Extracted records
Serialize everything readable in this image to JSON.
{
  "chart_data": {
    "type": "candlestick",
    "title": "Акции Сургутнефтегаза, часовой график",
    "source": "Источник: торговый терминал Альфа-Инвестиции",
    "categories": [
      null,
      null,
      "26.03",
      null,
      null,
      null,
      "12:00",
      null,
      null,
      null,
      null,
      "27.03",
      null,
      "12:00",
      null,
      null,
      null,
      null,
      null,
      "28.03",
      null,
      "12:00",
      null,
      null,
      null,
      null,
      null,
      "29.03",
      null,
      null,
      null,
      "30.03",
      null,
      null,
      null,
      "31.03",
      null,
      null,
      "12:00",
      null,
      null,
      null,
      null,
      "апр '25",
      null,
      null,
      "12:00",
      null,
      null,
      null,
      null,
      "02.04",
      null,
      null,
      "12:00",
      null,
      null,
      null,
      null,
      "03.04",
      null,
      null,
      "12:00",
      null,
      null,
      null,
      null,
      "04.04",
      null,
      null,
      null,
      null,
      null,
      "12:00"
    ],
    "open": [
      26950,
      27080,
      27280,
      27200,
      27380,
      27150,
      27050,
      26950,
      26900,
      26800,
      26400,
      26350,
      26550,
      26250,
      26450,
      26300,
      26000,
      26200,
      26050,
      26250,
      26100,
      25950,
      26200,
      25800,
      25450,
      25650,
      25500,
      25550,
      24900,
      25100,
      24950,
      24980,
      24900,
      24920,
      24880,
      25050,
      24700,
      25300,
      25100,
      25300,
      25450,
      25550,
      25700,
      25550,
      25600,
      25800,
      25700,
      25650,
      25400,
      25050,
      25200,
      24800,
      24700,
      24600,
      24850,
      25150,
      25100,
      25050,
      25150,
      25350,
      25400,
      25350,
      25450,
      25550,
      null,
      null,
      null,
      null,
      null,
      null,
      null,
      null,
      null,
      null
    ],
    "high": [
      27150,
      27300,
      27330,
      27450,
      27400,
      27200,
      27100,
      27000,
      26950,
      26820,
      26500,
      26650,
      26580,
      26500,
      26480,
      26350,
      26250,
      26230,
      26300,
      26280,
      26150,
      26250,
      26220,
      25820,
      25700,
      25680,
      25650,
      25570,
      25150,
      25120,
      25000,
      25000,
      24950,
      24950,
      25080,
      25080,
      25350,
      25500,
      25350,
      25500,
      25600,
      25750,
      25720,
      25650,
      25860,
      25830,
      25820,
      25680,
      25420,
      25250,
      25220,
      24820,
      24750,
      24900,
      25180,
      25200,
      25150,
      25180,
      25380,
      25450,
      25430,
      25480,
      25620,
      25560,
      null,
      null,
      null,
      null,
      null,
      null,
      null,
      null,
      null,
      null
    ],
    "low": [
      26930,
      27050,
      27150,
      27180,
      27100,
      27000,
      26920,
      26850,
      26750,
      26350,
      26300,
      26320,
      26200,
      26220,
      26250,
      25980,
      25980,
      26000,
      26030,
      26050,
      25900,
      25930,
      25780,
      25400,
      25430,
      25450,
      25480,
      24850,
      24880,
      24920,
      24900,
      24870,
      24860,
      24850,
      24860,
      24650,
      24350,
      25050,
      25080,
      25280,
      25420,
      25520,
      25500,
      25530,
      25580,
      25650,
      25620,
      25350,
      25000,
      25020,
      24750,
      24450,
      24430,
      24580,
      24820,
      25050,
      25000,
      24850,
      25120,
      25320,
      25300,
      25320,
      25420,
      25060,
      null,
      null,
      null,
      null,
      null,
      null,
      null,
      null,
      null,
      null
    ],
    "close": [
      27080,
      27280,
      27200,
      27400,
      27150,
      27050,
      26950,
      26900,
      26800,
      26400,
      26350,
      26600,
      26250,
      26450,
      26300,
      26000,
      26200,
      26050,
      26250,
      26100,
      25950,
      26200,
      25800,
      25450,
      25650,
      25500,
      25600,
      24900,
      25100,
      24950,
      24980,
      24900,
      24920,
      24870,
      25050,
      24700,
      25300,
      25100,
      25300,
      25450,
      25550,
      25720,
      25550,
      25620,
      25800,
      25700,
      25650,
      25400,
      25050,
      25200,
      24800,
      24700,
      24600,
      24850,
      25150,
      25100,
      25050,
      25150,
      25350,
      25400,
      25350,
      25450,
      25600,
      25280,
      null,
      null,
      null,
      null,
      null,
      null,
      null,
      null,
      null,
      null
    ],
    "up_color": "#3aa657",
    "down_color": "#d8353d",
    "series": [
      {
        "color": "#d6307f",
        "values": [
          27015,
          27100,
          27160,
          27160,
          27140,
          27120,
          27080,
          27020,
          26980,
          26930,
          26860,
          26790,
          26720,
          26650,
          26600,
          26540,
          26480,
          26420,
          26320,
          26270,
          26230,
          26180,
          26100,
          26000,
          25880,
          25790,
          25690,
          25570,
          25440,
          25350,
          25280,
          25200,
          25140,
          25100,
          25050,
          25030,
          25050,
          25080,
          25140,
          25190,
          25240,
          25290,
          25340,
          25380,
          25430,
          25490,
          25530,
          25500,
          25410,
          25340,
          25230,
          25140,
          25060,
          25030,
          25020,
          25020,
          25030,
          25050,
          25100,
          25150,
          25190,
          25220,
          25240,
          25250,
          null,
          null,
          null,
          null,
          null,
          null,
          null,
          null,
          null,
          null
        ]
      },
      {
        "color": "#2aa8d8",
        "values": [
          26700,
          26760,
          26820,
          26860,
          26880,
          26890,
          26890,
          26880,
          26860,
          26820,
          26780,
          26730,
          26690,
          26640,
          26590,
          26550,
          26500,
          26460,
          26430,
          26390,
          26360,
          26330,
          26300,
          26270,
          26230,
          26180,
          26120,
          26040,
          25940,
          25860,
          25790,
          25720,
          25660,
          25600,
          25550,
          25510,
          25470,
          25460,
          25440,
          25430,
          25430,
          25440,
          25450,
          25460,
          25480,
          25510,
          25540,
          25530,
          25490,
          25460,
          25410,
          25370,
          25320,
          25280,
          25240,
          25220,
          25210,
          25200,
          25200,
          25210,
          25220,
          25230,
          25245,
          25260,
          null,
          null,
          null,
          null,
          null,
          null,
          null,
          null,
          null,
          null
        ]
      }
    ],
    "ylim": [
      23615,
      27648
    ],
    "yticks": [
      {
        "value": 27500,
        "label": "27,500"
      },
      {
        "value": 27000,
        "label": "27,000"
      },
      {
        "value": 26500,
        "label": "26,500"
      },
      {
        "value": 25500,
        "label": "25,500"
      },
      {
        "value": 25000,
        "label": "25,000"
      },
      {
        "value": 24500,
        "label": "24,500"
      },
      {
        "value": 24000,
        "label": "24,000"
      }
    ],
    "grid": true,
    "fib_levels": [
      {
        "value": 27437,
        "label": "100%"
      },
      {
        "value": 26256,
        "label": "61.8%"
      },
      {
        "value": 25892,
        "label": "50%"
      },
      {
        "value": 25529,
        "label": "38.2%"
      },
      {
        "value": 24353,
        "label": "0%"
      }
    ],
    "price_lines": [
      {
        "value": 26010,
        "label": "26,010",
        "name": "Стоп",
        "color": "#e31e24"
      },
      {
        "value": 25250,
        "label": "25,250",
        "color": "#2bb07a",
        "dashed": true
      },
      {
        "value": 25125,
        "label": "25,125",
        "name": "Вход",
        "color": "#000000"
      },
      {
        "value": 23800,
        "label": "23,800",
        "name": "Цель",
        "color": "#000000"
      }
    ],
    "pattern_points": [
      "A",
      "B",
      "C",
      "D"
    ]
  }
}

■ What to produce
Pull out each record as written and restate it exactly.

■ Answer to this exercise
Serialize everything readable in this image to JSON.
{
  "chart_data": {
    "type": "candlestick",
    "title": "Акции Сургутнефтегаза, часовой график",
    "source": "Источник: торговый терминал Альфа-Инвестиции",
    "categories": [
      null,
      null,
      "26.03",
      null,
      null,
      null,
      "12:00",
      null,
      null,
      null,
      null,
      "27.03",
      null,
      "12:00",
      null,
      null,
      null,
      null,
      null,
      "28.03",
      null,
      "12:00",
      null,
      null,
      null,
      null,
      null,
      "29.03",
      null,
      null,
      null,
      "30.03",
      null,
      null,
      null,
      "31.03",
      null,
      null,
      "12:00",
      null,
      null,
      null,
      null,
      "апр '25",
      null,
      null,
      "12:00",
      null,
      null,
      null,
      null,
      "02.04",
      null,
      null,
      "12:00",
      null,
      null,
      null,
      null,
      "03.04",
      null,
      null,
      "12:00",
      null,
      null,
      null,
      null,
      "04.04",
      null,
      null,
      null,
      null,
      null,
      "12:00"
    ],
    "open": [
      26950,
      27080,
      27280,
      27200,
      27380,
      27150,
      27050,
      26950,
      26900,
      26800,
      26400,
      26350,
      26550,
      26250,
      26450,
      26300,
      26000,
      26200,
      26050,
      26250,
      26100,
      25950,
      26200,
      25800,
      25450,
      25650,
      25500,
      25550,
      24900,
      25100,
      24950,
      24980,
      24900,
      24920,
      24880,
      25050,
      24700,
      25300,
      25100,
      25300,
      25450,
      25550,
      25700,
      25550,
      25600,
      25800,
      25700,
      25650,
      25400,
      25050,
      25200,
      24800,
      24700,
      24600,
      24850,
      25150,
      25100,
      25050,
      25150,
      25350,
      25400,
      25350,
      25450,
      25550,
      null,
      null,
      null,
      null,
      null,
      null,
      null,
      null,
      null,
      null
    ],
    "high": [
      27150,
      27300,
      27330,
      27450,
      27400,
      27200,
      27100,
      27000,
      26950,
      26820,
      26500,
      26650,
      26580,
      26500,
      26480,
      26350,
      26250,
      26230,
      26300,
      26280,
      26150,
      26250,
      26220,
      25820,
      25700,
      25680,
      25650,
      25570,
      25150,
      25120,
      25000,
      25000,
      24950,
      24950,
      25080,
      25080,
      25350,
      25500,
      25350,
      25500,
      25600,
      25750,
      25720,
      25650,
      25860,
      25830,
      25820,
      25680,
      25420,
      25250,
      25220,
      24820,
      24750,
      24900,
      25180,
      25200,
      25150,
      25180,
      25380,
      25450,
      25430,
      25480,
      25620,
      25560,
      null,
      null,
      null,
      null,
      null,
      null,
      null,
      null,
      null,
      null
    ],
    "low": [
      26930,
      27050,
      27150,
      27180,
      27100,
      27000,
      26920,
      26850,
      26750,
      26350,
      26300,
      26320,
      26200,
      26220,
      26250,
      25980,
      25980,
      26000,
      26030,
      26050,
      25900,
      25930,
      25780,
      25400,
      25430,
      25450,
      25480,
      24850,
      24880,
      24920,
      24900,
      24870,
      24860,
      24850,
      24860,
      24650,
      24350,
      25050,
      25080,
      25280,
      25420,
      25520,
      25500,
      25530,
      25580,
      25650,
      25620,
      25350,
      25000,
      25020,
      24750,
      24450,
      24430,
      24580,
      24820,
      25050,
      25000,
      24850,
      25120,
      25320,
      25300,
      25320,
      25420,
      25060,
      null,
      null,
      null,
      null,
      null,
      null,
      null,
      null,
      null,
      null
    ],
    "close": [
      27080,
      27280,
      27200,
      27400,
      27150,
      27050,
      26950,
      26900,
      26800,
      26400,
      26350,
      26600,
      26250,
      26450,
      26300,
      26000,
      26200,
      26050,
      26250,
      26100,
      25950,
      26200,
      25800,
      25450,
      25650,
      25500,
      25600,
      24900,
      25100,
      24950,
      24980,
      24900,
      24920,
      24870,
      25050,
      24700,
      25300,
      25100,
      25300,
      25450,
      25550,
      25720,
      25550,
      25620,
      25800,
      25700,
      25650,
      25400,
      25050,
      25200,
      24800,
      24700,
      24600,
      24850,
      25150,
      25100,
      25050,
      25150,
      25350,
      25400,
      25350,
      25450,
      25600,
      25280,
      null,
      null,
      null,
      null,
      null,
      null,
      null,
      null,
      null,
      null
    ],
    "up_color": "#3aa657",
    "down_color": "#d8353d",
    "series": [
      {
        "color": "#d6307f",
        "values": [
          27015,
          27100,
          27160,
          27160,
          27140,
          27120,
          27080,
          27020,
          26980,
          26930,
          26860,
          26790,
          26720,
          26650,
          26600,
          26540,
          26480,
          26420,
          26320,
          26270,
          26230,
          26180,
          26100,
          26000,
          25880,
          25790,
          25690,
          25570,
          25440,
          25350,
          25280,
          25200,
          25140,
          25100,
          25050,
          25030,
          25050,
          25080,
          25140,
          25190,
          25240,
          25290,
          25340,
          25380,
          25430,
          25490,
          25530,
          25500,
          25410,
          25340,
          25230,
          25140,
          25060,
          25030,
          25020,
          25020,
          25030,
          25050,
          25100,
          25150,
          25190,
          25220,
          25240,
          25250,
          null,
          null,
          null,
          null,
          null,
          null,
          null,
          null,
          null,
          null
        ]
      },
      {
        "color": "#2aa8d8",
        "values": [
          26700,
          26760,
          26820,
          26860,
          26880,
          26890,
          26890,
          26880,
          26860,
          26820,
          26780,
          26730,
          26690,
          26640,
          26590,
          26550,
          26500,
          26460,
          26430,
          26390,
          26360,
          26330,
          26300,
          26270,
          26230,
          26180,
          26120,
          26040,
          25940,
          25860,
          25790,
          25720,
          25660,
          25600,
          25550,
          25510,
          25470,
          25460,
          25440,
          25430,
          25430,
          25440,
          25450,
          25460,
          25480,
          25510,
          25540,
          25530,
          25490,
          25460,
          25410,
          25370,
          25320,
          25280,
          25240,
          25220,
          25210,
          25200,
          25200,
          25210,
          25220,
          25230,
          25245,
          25260,
          null,
          null,
          null,
          null,
          null,
          null,
          null,
          null,
          null,
          null
        ]
      }
    ],
    "ylim": [
      23615,
      27648
    ],
    "yticks": [
      {
        "value": 27500,
        "label": "27,500"
      },
      {
        "value": 27000,
        "label": "27,000"
      },
      {
        "value": 26500,
        "label": "26,500"
      },
      {
        "value": 25500,
        "label": "25,500"
      },
      {
        "value": 25000,
        "label": "25,000"
      },
      {
        "value": 24500,
        "label": "24,500"
      },
      {
        "value": 24000,
        "label": "24,000"
      }
    ],
    "grid": true,
    "fib_levels": [
      {
        "value": 27437,
        "label": "100%"
      },
      {
        "value": 26256,
        "label": "61.8%"
      },
      {
        "value": 25892,
        "label": "50%"
      },
      {
        "value": 25529,
        "label": "38.2%"
      },
      {
        "value": 24353,
        "label": "0%"
      }
    ],
    "price_lines": [
      {
        "value": 26010,
        "label": "26,010",
        "name": "Стоп",
        "color": "#e31e24"
      },
      {
        "value": 25250,
        "label": "25,250",
        "color": "#2bb07a",
        "dashed": true
      },
      {
        "value": 25125,
        "label": "25,125",
        "name": "Вход",
        "color": "#000000"
      },
      {
        "value": 23800,
        "label": "23,800",
        "name": "Цель",
        "color": "#000000"
      }
    ],
    "pattern_points": [
      "A",
      "B",
      "C",
      "D"
    ]
  }
}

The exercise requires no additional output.